** begin EXCERPTED RECORDS **

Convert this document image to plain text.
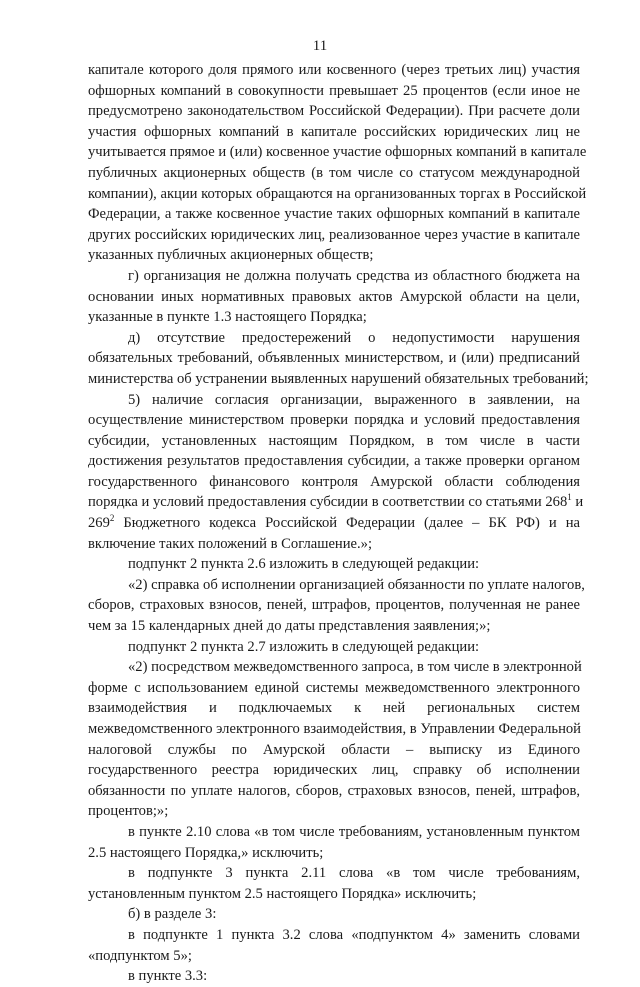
11
капитале которого доля прямого или косвенного (через третьих лиц) участия
офшорных компаний в совокупности превышает 25 процентов (если иное не
предусмотрено законодательством Российской Федерации). При расчете доли
участия офшорных компаний в капитале российских юридических лиц не
учитывается прямое и (или) косвенное участие офшорных компаний в капитале
публичных акционерных обществ (в том числе со статусом международной
компании), акции которых обращаются на организованных торгах в Российской
Федерации, а также косвенное участие таких офшорных компаний в капитале
других российских юридических лиц, реализованное через участие в капитале
указанных публичных акционерных обществ;
г) организация не должна получать средства из областного бюджета на
основании иных нормативных правовых актов Амурской области на цели,
указанные в пункте 1.3 настоящего Порядка;
д) отсутствие предостережений о недопустимости нарушения
обязательных требований, объявленных министерством, и (или) предписаний
министерства об устранении выявленных нарушений обязательных требований;
5) наличие согласия организации, выраженного в заявлении, на
осуществление министерством проверки порядка и условий предоставления
субсидии, установленных настоящим Порядком, в том числе в части
достижения результатов предоставления субсидии, а также проверки органом
государственного финансового контроля Амурской области соблюдения
порядка и условий предоставления субсидии в соответствии со статьями $268^1$ и
$269^2$ Бюджетного кодекса Российской Федерации (далее – БК РФ) и на
включение таких положений в Соглашение.»;
подпункт 2 пункта 2.6 изложить в следующей редакции:
«2) справка об исполнении организацией обязанности по уплате налогов,
сборов, страховых взносов, пеней, штрафов, процентов, полученная не ранее
чем за 15 календарных дней до даты представления заявления;»;
подпункт 2 пункта 2.7 изложить в следующей редакции:
«2) посредством межведомственного запроса, в том числе в электронной
форме с использованием единой системы межведомственного электронного
взаимодействия и подключаемых к ней региональных систем
межведомственного электронного взаимодействия, в Управлении Федеральной
налоговой службы по Амурской области – выписку из Единого
государственного реестра юридических лиц, справку об исполнении
обязанности по уплате налогов, сборов, страховых взносов, пеней, штрафов,
процентов;»;
в пункте 2.10 слова «в том числе требованиям, установленным пунктом
2.5 настоящего Порядка,» исключить;
в подпункте 3 пункта 2.11 слова «в том числе требованиям,
установленным пунктом 2.5 настоящего Порядка» исключить;
б) в разделе 3:
в подпункте 1 пункта 3.2 слова «подпунктом 4» заменить словами
«подпунктом 5»;
в пункте 3.3:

** end EXCERPTED RECORDS **

▶ [EXERCISE TASK] Locate all lines that include the word "таких" and copy them out.

▶ [TASK RESPONSE]
Федерации, а также косвенное участие таких офшорных компаний в капитале
включение таких положений в Соглашение.»;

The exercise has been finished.